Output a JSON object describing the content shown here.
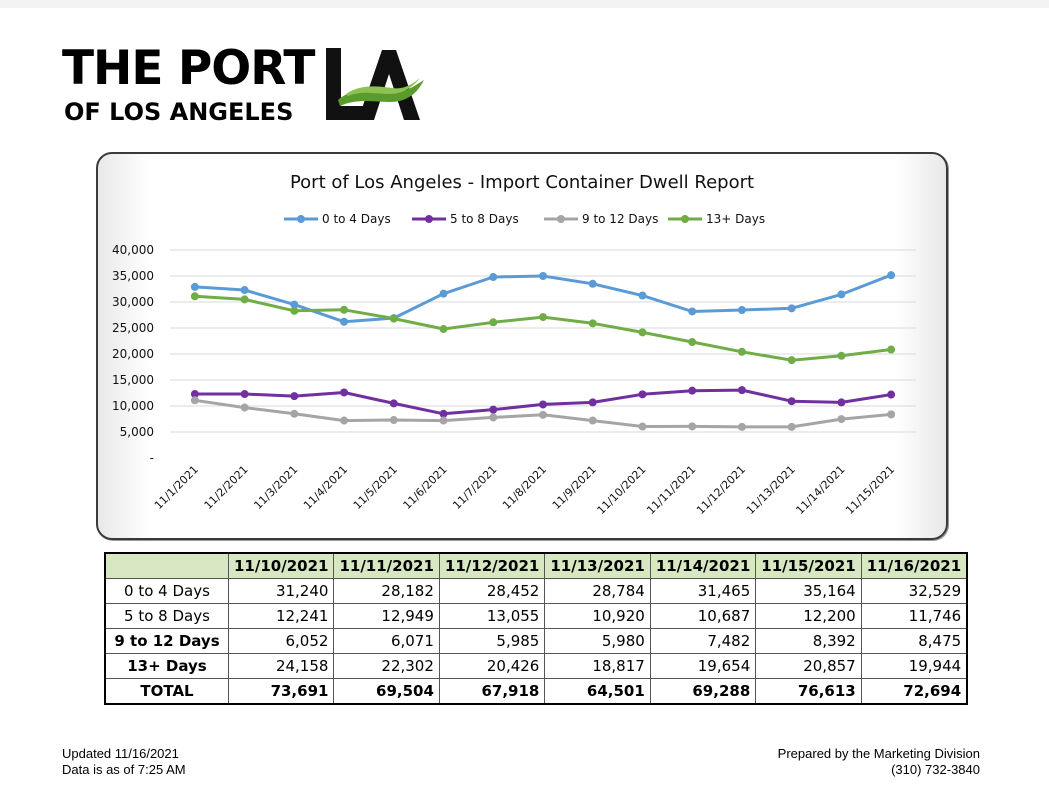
{
  "logo": {
    "line1": "THE PORT",
    "line2": "OF LOS ANGELES",
    "mark": "LA"
  },
  "colors": {
    "s0": "#5b9bd5",
    "s1": "#7030a0",
    "s2": "#a5a5a5",
    "s3": "#70ad47",
    "tableHeader": "#d6e7c2",
    "logoGreen": "#5a9b2e"
  },
  "chart_data": {
    "type": "line",
    "title": "Port of Los Angeles - Import Container Dwell Report",
    "categories": [
      "11/1/2021",
      "11/2/2021",
      "11/3/2021",
      "11/4/2021",
      "11/5/2021",
      "11/6/2021",
      "11/7/2021",
      "11/8/2021",
      "11/9/2021",
      "11/10/2021",
      "11/11/2021",
      "11/12/2021",
      "11/13/2021",
      "11/14/2021",
      "11/15/2021"
    ],
    "series": [
      {
        "name": "0 to 4 Days",
        "values": [
          32900,
          32300,
          29500,
          26200,
          26900,
          31600,
          34800,
          35000,
          33500,
          31240,
          28182,
          28452,
          28784,
          31465,
          35164
        ]
      },
      {
        "name": "5 to 8 Days",
        "values": [
          12300,
          12300,
          11900,
          12600,
          10500,
          8500,
          9300,
          10300,
          10700,
          12241,
          12949,
          13055,
          10920,
          10687,
          12200
        ]
      },
      {
        "name": "9 to 12 Days",
        "values": [
          11100,
          9700,
          8500,
          7200,
          7300,
          7200,
          7800,
          8300,
          7200,
          6052,
          6071,
          5985,
          5980,
          7482,
          8392
        ]
      },
      {
        "name": "13+  Days",
        "values": [
          31100,
          30500,
          28300,
          28500,
          26800,
          24800,
          26100,
          27100,
          25900,
          24158,
          22302,
          20426,
          18817,
          19654,
          20857
        ]
      }
    ],
    "ylim": [
      0,
      40000
    ],
    "yticks": [
      "-",
      "5,000",
      "10,000",
      "15,000",
      "20,000",
      "25,000",
      "30,000",
      "35,000",
      "40,000"
    ],
    "grid": true,
    "legend": "top"
  },
  "table": {
    "columns": [
      "11/10/2021",
      "11/11/2021",
      "11/12/2021",
      "11/13/2021",
      "11/14/2021",
      "11/15/2021",
      "11/16/2021"
    ],
    "rows": [
      {
        "label": "0 to 4 Days",
        "bold": false,
        "values": [
          "31,240",
          "28,182",
          "28,452",
          "28,784",
          "31,465",
          "35,164",
          "32,529"
        ]
      },
      {
        "label": "5 to 8 Days",
        "bold": false,
        "values": [
          "12,241",
          "12,949",
          "13,055",
          "10,920",
          "10,687",
          "12,200",
          "11,746"
        ]
      },
      {
        "label": "9 to 12 Days",
        "bold": true,
        "values": [
          "6,052",
          "6,071",
          "5,985",
          "5,980",
          "7,482",
          "8,392",
          "8,475"
        ]
      },
      {
        "label": "13+  Days",
        "bold": true,
        "values": [
          "24,158",
          "22,302",
          "20,426",
          "18,817",
          "19,654",
          "20,857",
          "19,944"
        ]
      },
      {
        "label": "TOTAL",
        "bold": true,
        "values": [
          "73,691",
          "69,504",
          "67,918",
          "64,501",
          "69,288",
          "76,613",
          "72,694"
        ]
      }
    ]
  },
  "footer": {
    "updated": "Updated 11/16/2021",
    "asof": "Data is as of 7:25 AM",
    "prepared": "Prepared by the Marketing Division",
    "phone": "(310) 732-3840"
  }
}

※ ※ ※

Challenge: Pull every line holding "name" out of the records.

Solution for this problem:
        "name": "0 to 4 Days",
        "name": "5 to 8 Days",
        "name": "9 to 12 Days",
        "name": "13+  Days",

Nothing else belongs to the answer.